▸ EXERCISE PROMPT: Give back every line exactly as it appears, pictures excluded.

▸ DATA SHOWN:
◇ ◇ ◇
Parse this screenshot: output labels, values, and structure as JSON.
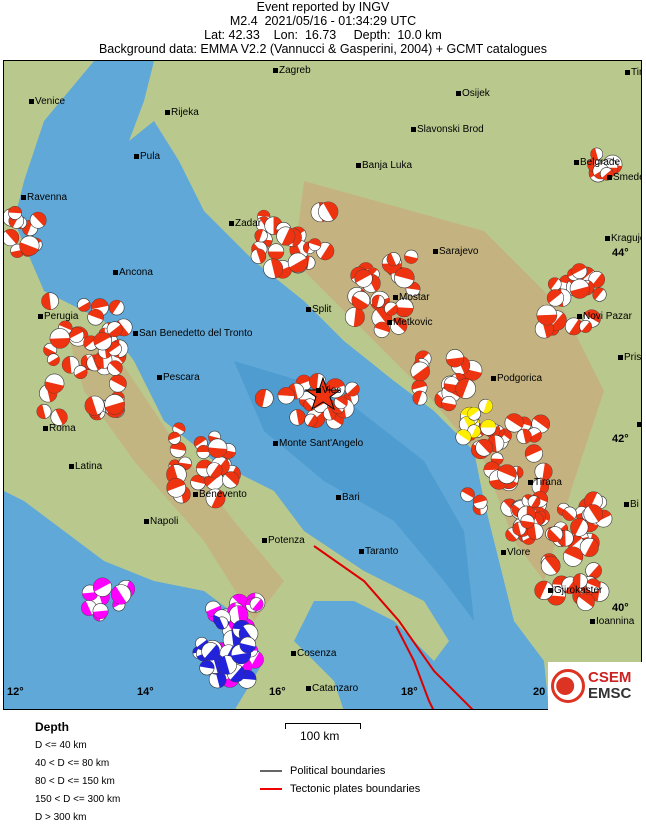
{
  "header": {
    "line1": "Event reported by INGV",
    "line2": "M2.4  2021/05/16 - 01:34:29 UTC",
    "line3": "Lat: 42.33    Lon:  16.73     Depth:  10.0 km",
    "line4": "Background data: EMMA V2.2 (Vannucci & Gasperini, 2004) + GCMT catalogues"
  },
  "map": {
    "cities": [
      "Zagreb",
      "Osijek",
      "Venice",
      "Rijeka",
      "Slavonski Brod",
      "Pula",
      "Banja Luka",
      "Belgrade",
      "Smeder",
      "Ravenna",
      "Zadar",
      "Kraguje",
      "Sarajevo",
      "Ancona",
      "Split",
      "Mostar",
      "Perugia",
      "Metkovic",
      "Novi Pazar",
      "San Benedetto del Tronto",
      "Prist",
      "Pescara",
      "Podgorica",
      "Roma",
      "Monte Sant'Angelo",
      "Latina",
      "Tirana",
      "Bari",
      "Benevento",
      "Napoli",
      "Potenza",
      "Taranto",
      "Vlore",
      "Gjirokaster",
      "Ioannina",
      "Cosenza",
      "Catanzaro",
      "Bi",
      "S",
      "Tim",
      "Vies"
    ],
    "lon_ticks": [
      "12°",
      "14°",
      "16°",
      "18°",
      "20"
    ],
    "lat_ticks": [
      "44°",
      "42°",
      "40°"
    ],
    "colors": {
      "sea": "#5fa8d8",
      "land": "#b7c98f",
      "mountain": "#c8a878",
      "mechanism_shallow": "#ee3311",
      "mechanism_40_80": "#ffee00",
      "mechanism_80_150": "#ff00ff",
      "mechanism_150_300": "#2222dd",
      "mechanism_deep": "#22aa22",
      "epicenter": "#ee3311",
      "tectonic": "#dd0000"
    },
    "epicenter_icon": "star-icon"
  },
  "logo": {
    "line1": "CSEM",
    "line2": "EMSC"
  },
  "legend": {
    "title": "Depth",
    "items": [
      "D <= 40 km",
      "40 < D <= 80 km",
      "80 < D <= 150 km",
      "150 < D <= 300 km",
      "D > 300 km"
    ],
    "scale": "100 km",
    "political": "Political boundaries",
    "tectonic": "Tectonic plates boundaries"
  }
}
◇ ◇ ◇
▸ SOLUTION TO THE PROBLEM:
Parse this screenshot: output labels, values, and structure as JSON.
{
  "header": {
    "line1": "Event reported by INGV",
    "line2": "M2.4  2021/05/16 - 01:34:29 UTC",
    "line3": "Lat: 42.33    Lon:  16.73     Depth:  10.0 km",
    "line4": "Background data: EMMA V2.2 (Vannucci & Gasperini, 2004) + GCMT catalogues"
  },
  "map": {
    "cities": [
      "Zagreb",
      "Osijek",
      "Venice",
      "Rijeka",
      "Slavonski Brod",
      "Pula",
      "Banja Luka",
      "Belgrade",
      "Smeder",
      "Ravenna",
      "Zadar",
      "Kraguje",
      "Sarajevo",
      "Ancona",
      "Split",
      "Mostar",
      "Perugia",
      "Metkovic",
      "Novi Pazar",
      "San Benedetto del Tronto",
      "Prist",
      "Pescara",
      "Podgorica",
      "Roma",
      "Monte Sant'Angelo",
      "Latina",
      "Tirana",
      "Bari",
      "Benevento",
      "Napoli",
      "Potenza",
      "Taranto",
      "Vlore",
      "Gjirokaster",
      "Ioannina",
      "Cosenza",
      "Catanzaro",
      "Bi",
      "S",
      "Tim",
      "Vies"
    ],
    "lon_ticks": [
      "12°",
      "14°",
      "16°",
      "18°",
      "20"
    ],
    "lat_ticks": [
      "44°",
      "42°",
      "40°"
    ],
    "colors": {
      "sea": "#5fa8d8",
      "land": "#b7c98f",
      "mountain": "#c8a878",
      "mechanism_shallow": "#ee3311",
      "mechanism_40_80": "#ffee00",
      "mechanism_80_150": "#ff00ff",
      "mechanism_150_300": "#2222dd",
      "mechanism_deep": "#22aa22",
      "epicenter": "#ee3311",
      "tectonic": "#dd0000"
    },
    "epicenter_icon": "star-icon"
  },
  "logo": {
    "line1": "CSEM",
    "line2": "EMSC"
  },
  "legend": {
    "title": "Depth",
    "items": [
      "D <= 40 km",
      "40 < D <= 80 km",
      "80 < D <= 150 km",
      "150 < D <= 300 km",
      "D > 300 km"
    ],
    "scale": "100 km",
    "political": "Political boundaries",
    "tectonic": "Tectonic plates boundaries"
  }
}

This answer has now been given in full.